* [Aim of the task]:
Could you repeat the records below exactly, leaving out any pictures?

* [Source data]:
________________________

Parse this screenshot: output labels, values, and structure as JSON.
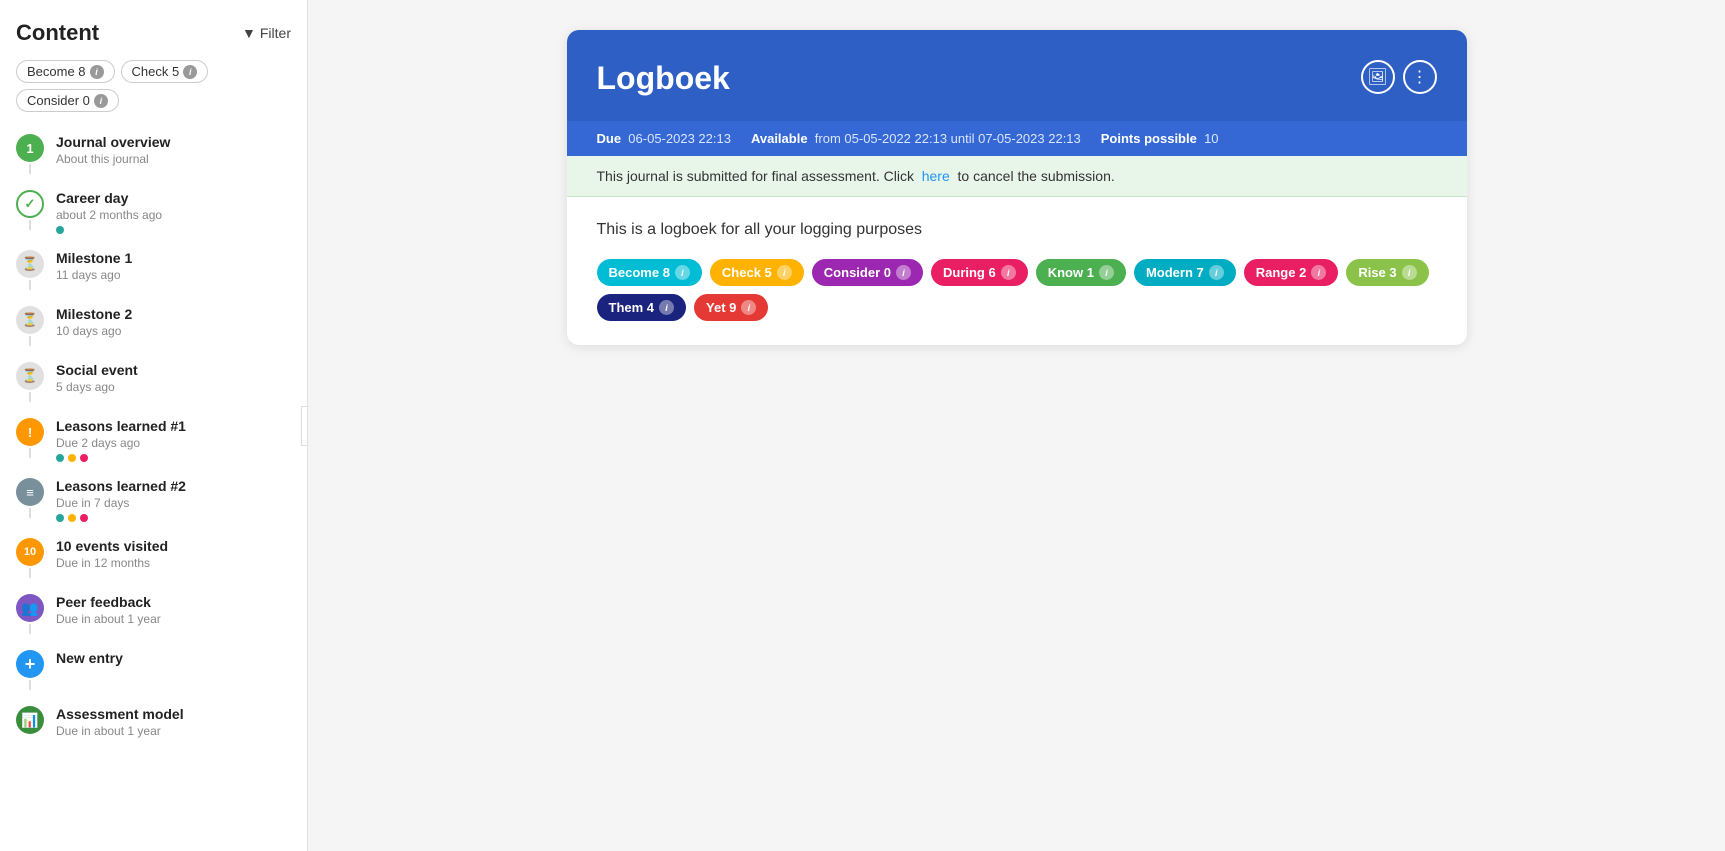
{
  "sidebar": {
    "title": "Content",
    "filter_label": "Filter",
    "filter_tags": [
      {
        "label": "Become 8",
        "id": "become"
      },
      {
        "label": "Check 5",
        "id": "check"
      },
      {
        "label": "Consider 0",
        "id": "consider"
      }
    ],
    "items": [
      {
        "id": "journal-overview",
        "icon": "1",
        "icon_bg": "bg-green",
        "title": "Journal overview",
        "sub": "About this journal",
        "dots": [],
        "has_check": false
      },
      {
        "id": "career-day",
        "icon": "✓",
        "icon_bg": "bg-white-check",
        "title": "Career day",
        "sub": "about 2 months ago",
        "dots": [
          "#26a69a"
        ],
        "has_check": true
      },
      {
        "id": "milestone-1",
        "icon": "⏳",
        "icon_bg": "bg-none",
        "title": "Milestone 1",
        "sub": "11 days ago",
        "dots": [],
        "has_check": false
      },
      {
        "id": "milestone-2",
        "icon": "⏳",
        "icon_bg": "bg-none",
        "title": "Milestone 2",
        "sub": "10 days ago",
        "dots": [],
        "has_check": false
      },
      {
        "id": "social-event",
        "icon": "⏳",
        "icon_bg": "bg-none",
        "title": "Social event",
        "sub": "5 days ago",
        "dots": [],
        "has_check": false
      },
      {
        "id": "lessons-1",
        "icon": "!",
        "icon_bg": "bg-orange",
        "title": "Leasons learned #1",
        "sub": "Due 2 days ago",
        "dots": [
          "#26a69a",
          "#ffb300",
          "#e91e63"
        ],
        "has_check": false
      },
      {
        "id": "lessons-2",
        "icon": "📋",
        "icon_bg": "bg-gray",
        "title": "Leasons learned #2",
        "sub": "Due in 7 days",
        "dots": [
          "#26a69a",
          "#ffb300",
          "#e91e63"
        ],
        "has_check": false
      },
      {
        "id": "events-visited",
        "icon": "10",
        "icon_bg": "bg-orange",
        "title": "10 events visited",
        "sub": "Due in 12 months",
        "dots": [],
        "has_check": false
      },
      {
        "id": "peer-feedback",
        "icon": "👥",
        "icon_bg": "bg-purple",
        "title": "Peer feedback",
        "sub": "Due in about 1 year",
        "dots": [],
        "has_check": false
      },
      {
        "id": "new-entry",
        "icon": "+",
        "icon_bg": "bg-blue",
        "title": "New entry",
        "sub": "",
        "dots": [],
        "has_check": false
      },
      {
        "id": "assessment-model",
        "icon": "📊",
        "icon_bg": "bg-green2",
        "title": "Assessment model",
        "sub": "Due in about 1 year",
        "dots": [],
        "has_check": false
      }
    ]
  },
  "card": {
    "title": "Logboek",
    "header_bg": "#2d5fc4",
    "due_label": "Due",
    "due_value": "06-05-2023 22:13",
    "available_label": "Available",
    "available_value": "from 05-05-2022 22:13 until 07-05-2023 22:13",
    "points_label": "Points possible",
    "points_value": "10",
    "notice": "This journal is submitted for final assessment. Click",
    "notice_link": "here",
    "notice_end": "to cancel the submission.",
    "description": "This is a logboek for all your logging purposes",
    "actions": [
      {
        "id": "image-btn",
        "icon": "🖼"
      },
      {
        "id": "more-btn",
        "icon": "⋮"
      }
    ],
    "tags": [
      {
        "label": "Become 8",
        "id": "become",
        "color_class": "tag-become"
      },
      {
        "label": "Check 5",
        "id": "check",
        "color_class": "tag-check"
      },
      {
        "label": "Consider 0",
        "id": "consider",
        "color_class": "tag-consider"
      },
      {
        "label": "During 6",
        "id": "during",
        "color_class": "tag-during"
      },
      {
        "label": "Know 1",
        "id": "know",
        "color_class": "tag-know"
      },
      {
        "label": "Modern 7",
        "id": "modern",
        "color_class": "tag-modern"
      },
      {
        "label": "Range 2",
        "id": "range",
        "color_class": "tag-range"
      },
      {
        "label": "Rise 3",
        "id": "rise",
        "color_class": "tag-rise"
      },
      {
        "label": "Them 4",
        "id": "them",
        "color_class": "tag-them"
      },
      {
        "label": "Yet 9",
        "id": "yet",
        "color_class": "tag-yet"
      }
    ]
  }
}
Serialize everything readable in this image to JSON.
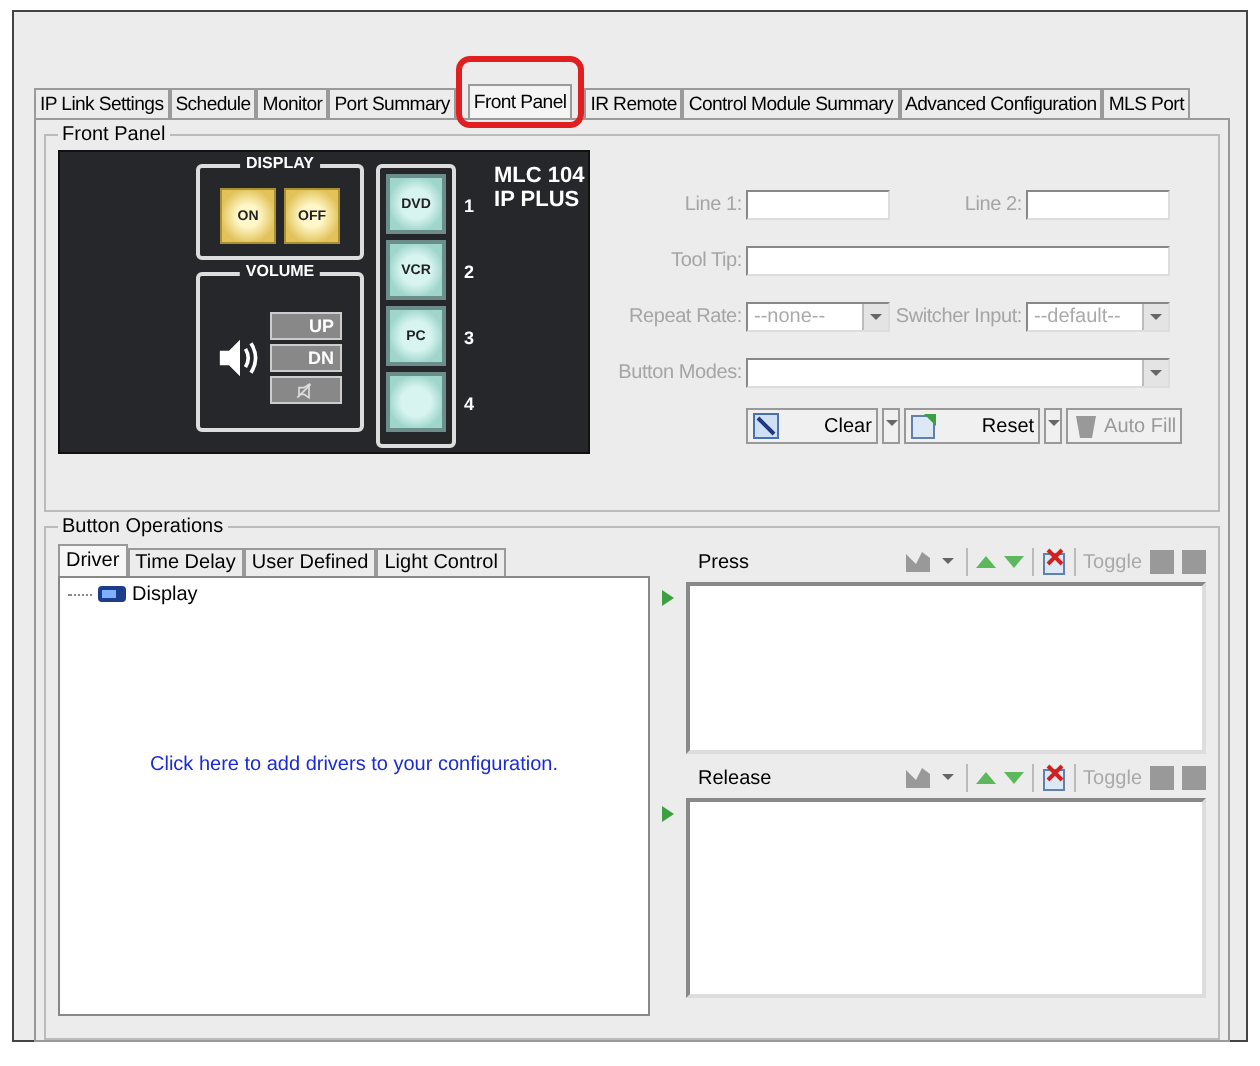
{
  "tabs": [
    {
      "label": "IP Link Settings",
      "selected": false
    },
    {
      "label": "Schedule",
      "selected": false
    },
    {
      "label": "Monitor",
      "selected": false
    },
    {
      "label": "Port Summary",
      "selected": false
    },
    {
      "label": "Front Panel",
      "selected": true
    },
    {
      "label": "IR Remote",
      "selected": false
    },
    {
      "label": "Control Module Summary",
      "selected": false
    },
    {
      "label": "Advanced Configuration",
      "selected": false
    },
    {
      "label": "MLS Port",
      "selected": false
    }
  ],
  "front_panel": {
    "title": "Front Panel",
    "device": {
      "display_title": "DISPLAY",
      "display_buttons": [
        "ON",
        "OFF"
      ],
      "volume_title": "VOLUME",
      "volume_buttons": [
        "UP",
        "DN"
      ],
      "model": [
        "MLC 104",
        "IP PLUS"
      ],
      "inputs": [
        {
          "label": "DVD",
          "number": "1"
        },
        {
          "label": "VCR",
          "number": "2"
        },
        {
          "label": "PC",
          "number": "3"
        },
        {
          "number": "4"
        }
      ]
    },
    "fields": [
      {
        "kind": "text",
        "label": "Line 1:",
        "wide": false
      },
      {
        "kind": "text",
        "label": "Line 2:",
        "wide": false
      },
      {
        "kind": "text",
        "label": "Tool Tip:",
        "wide": true
      },
      {
        "kind": "select",
        "label": "Repeat Rate:",
        "value": "--none--",
        "wide": false
      },
      {
        "kind": "select",
        "label": "Switcher Input:",
        "value": "--default--",
        "wide": false
      },
      {
        "kind": "select",
        "label": "Button Modes:",
        "wide": true
      }
    ],
    "actions": [
      {
        "label": "Clear",
        "kind": "clear",
        "disabled": false
      },
      {
        "label": "Reset",
        "kind": "reset",
        "disabled": false
      },
      {
        "label": "Auto Fill",
        "kind": "autofill",
        "disabled": true
      }
    ]
  },
  "button_operations": {
    "title": "Button Operations",
    "tabs": [
      {
        "label": "Driver",
        "selected": true
      },
      {
        "label": "Time Delay",
        "selected": false
      },
      {
        "label": "User Defined",
        "selected": false
      },
      {
        "label": "Light Control",
        "selected": false
      }
    ],
    "tree": [
      {
        "label": "Display"
      }
    ],
    "hint": "Click here to add drivers to your configuration.",
    "lists": [
      {
        "label": "Press",
        "toggle": "Toggle"
      },
      {
        "label": "Release",
        "toggle": "Toggle"
      }
    ]
  }
}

________________________

* [Solution to the problem]:
Parse this screenshot: output labels, values, and structure as JSON.
{
  "sidebar": {
    "title": "Content",
    "filter_label": "Filter",
    "filter_tags": [
      {
        "label": "Become 8",
        "id": "become"
      },
      {
        "label": "Check 5",
        "id": "check"
      },
      {
        "label": "Consider 0",
        "id": "consider"
      }
    ],
    "items": [
      {
        "id": "journal-overview",
        "icon": "1",
        "icon_bg": "bg-green",
        "title": "Journal overview",
        "sub": "About this journal",
        "dots": [],
        "has_check": false
      },
      {
        "id": "career-day",
        "icon": "✓",
        "icon_bg": "bg-white-check",
        "title": "Career day",
        "sub": "about 2 months ago",
        "dots": [
          "#26a69a"
        ],
        "has_check": true
      },
      {
        "id": "milestone-1",
        "icon": "⏳",
        "icon_bg": "bg-none",
        "title": "Milestone 1",
        "sub": "11 days ago",
        "dots": [],
        "has_check": false
      },
      {
        "id": "milestone-2",
        "icon": "⏳",
        "icon_bg": "bg-none",
        "title": "Milestone 2",
        "sub": "10 days ago",
        "dots": [],
        "has_check": false
      },
      {
        "id": "social-event",
        "icon": "⏳",
        "icon_bg": "bg-none",
        "title": "Social event",
        "sub": "5 days ago",
        "dots": [],
        "has_check": false
      },
      {
        "id": "lessons-1",
        "icon": "!",
        "icon_bg": "bg-orange",
        "title": "Leasons learned #1",
        "sub": "Due 2 days ago",
        "dots": [
          "#26a69a",
          "#ffb300",
          "#e91e63"
        ],
        "has_check": false
      },
      {
        "id": "lessons-2",
        "icon": "📋",
        "icon_bg": "bg-gray",
        "title": "Leasons learned #2",
        "sub": "Due in 7 days",
        "dots": [
          "#26a69a",
          "#ffb300",
          "#e91e63"
        ],
        "has_check": false
      },
      {
        "id": "events-visited",
        "icon": "10",
        "icon_bg": "bg-orange",
        "title": "10 events visited",
        "sub": "Due in 12 months",
        "dots": [],
        "has_check": false
      },
      {
        "id": "peer-feedback",
        "icon": "👥",
        "icon_bg": "bg-purple",
        "title": "Peer feedback",
        "sub": "Due in about 1 year",
        "dots": [],
        "has_check": false
      },
      {
        "id": "new-entry",
        "icon": "+",
        "icon_bg": "bg-blue",
        "title": "New entry",
        "sub": "",
        "dots": [],
        "has_check": false
      },
      {
        "id": "assessment-model",
        "icon": "📊",
        "icon_bg": "bg-green2",
        "title": "Assessment model",
        "sub": "Due in about 1 year",
        "dots": [],
        "has_check": false
      }
    ]
  },
  "card": {
    "title": "Logboek",
    "header_bg": "#2d5fc4",
    "due_label": "Due",
    "due_value": "06-05-2023 22:13",
    "available_label": "Available",
    "available_value": "from 05-05-2022 22:13 until 07-05-2023 22:13",
    "points_label": "Points possible",
    "points_value": "10",
    "notice": "This journal is submitted for final assessment. Click",
    "notice_link": "here",
    "notice_end": "to cancel the submission.",
    "description": "This is a logboek for all your logging purposes",
    "actions": [
      {
        "id": "image-btn",
        "icon": "🖼"
      },
      {
        "id": "more-btn",
        "icon": "⋮"
      }
    ],
    "tags": [
      {
        "label": "Become 8",
        "id": "become",
        "color_class": "tag-become"
      },
      {
        "label": "Check 5",
        "id": "check",
        "color_class": "tag-check"
      },
      {
        "label": "Consider 0",
        "id": "consider",
        "color_class": "tag-consider"
      },
      {
        "label": "During 6",
        "id": "during",
        "color_class": "tag-during"
      },
      {
        "label": "Know 1",
        "id": "know",
        "color_class": "tag-know"
      },
      {
        "label": "Modern 7",
        "id": "modern",
        "color_class": "tag-modern"
      },
      {
        "label": "Range 2",
        "id": "range",
        "color_class": "tag-range"
      },
      {
        "label": "Rise 3",
        "id": "rise",
        "color_class": "tag-rise"
      },
      {
        "label": "Them 4",
        "id": "them",
        "color_class": "tag-them"
      },
      {
        "label": "Yet 9",
        "id": "yet",
        "color_class": "tag-yet"
      }
    ]
  }
}
Serialize everything readable in this image to JSON.
{
  "tabs": [
    {
      "label": "IP Link Settings",
      "selected": false
    },
    {
      "label": "Schedule",
      "selected": false
    },
    {
      "label": "Monitor",
      "selected": false
    },
    {
      "label": "Port Summary",
      "selected": false
    },
    {
      "label": "Front Panel",
      "selected": true
    },
    {
      "label": "IR Remote",
      "selected": false
    },
    {
      "label": "Control Module Summary",
      "selected": false
    },
    {
      "label": "Advanced Configuration",
      "selected": false
    },
    {
      "label": "MLS Port",
      "selected": false
    }
  ],
  "front_panel": {
    "title": "Front Panel",
    "device": {
      "display_title": "DISPLAY",
      "display_buttons": [
        "ON",
        "OFF"
      ],
      "volume_title": "VOLUME",
      "volume_buttons": [
        "UP",
        "DN"
      ],
      "model": [
        "MLC 104",
        "IP PLUS"
      ],
      "inputs": [
        {
          "label": "DVD",
          "number": "1"
        },
        {
          "label": "VCR",
          "number": "2"
        },
        {
          "label": "PC",
          "number": "3"
        },
        {
          "number": "4"
        }
      ]
    },
    "fields": [
      {
        "kind": "text",
        "label": "Line 1:",
        "wide": false
      },
      {
        "kind": "text",
        "label": "Line 2:",
        "wide": false
      },
      {
        "kind": "text",
        "label": "Tool Tip:",
        "wide": true
      },
      {
        "kind": "select",
        "label": "Repeat Rate:",
        "value": "--none--",
        "wide": false
      },
      {
        "kind": "select",
        "label": "Switcher Input:",
        "value": "--default--",
        "wide": false
      },
      {
        "kind": "select",
        "label": "Button Modes:",
        "wide": true
      }
    ],
    "actions": [
      {
        "label": "Clear",
        "kind": "clear",
        "disabled": false
      },
      {
        "label": "Reset",
        "kind": "reset",
        "disabled": false
      },
      {
        "label": "Auto Fill",
        "kind": "autofill",
        "disabled": true
      }
    ]
  },
  "button_operations": {
    "title": "Button Operations",
    "tabs": [
      {
        "label": "Driver",
        "selected": true
      },
      {
        "label": "Time Delay",
        "selected": false
      },
      {
        "label": "User Defined",
        "selected": false
      },
      {
        "label": "Light Control",
        "selected": false
      }
    ],
    "tree": [
      {
        "label": "Display"
      }
    ],
    "hint": "Click here to add drivers to your configuration.",
    "lists": [
      {
        "label": "Press",
        "toggle": "Toggle"
      },
      {
        "label": "Release",
        "toggle": "Toggle"
      }
    ]
  }
}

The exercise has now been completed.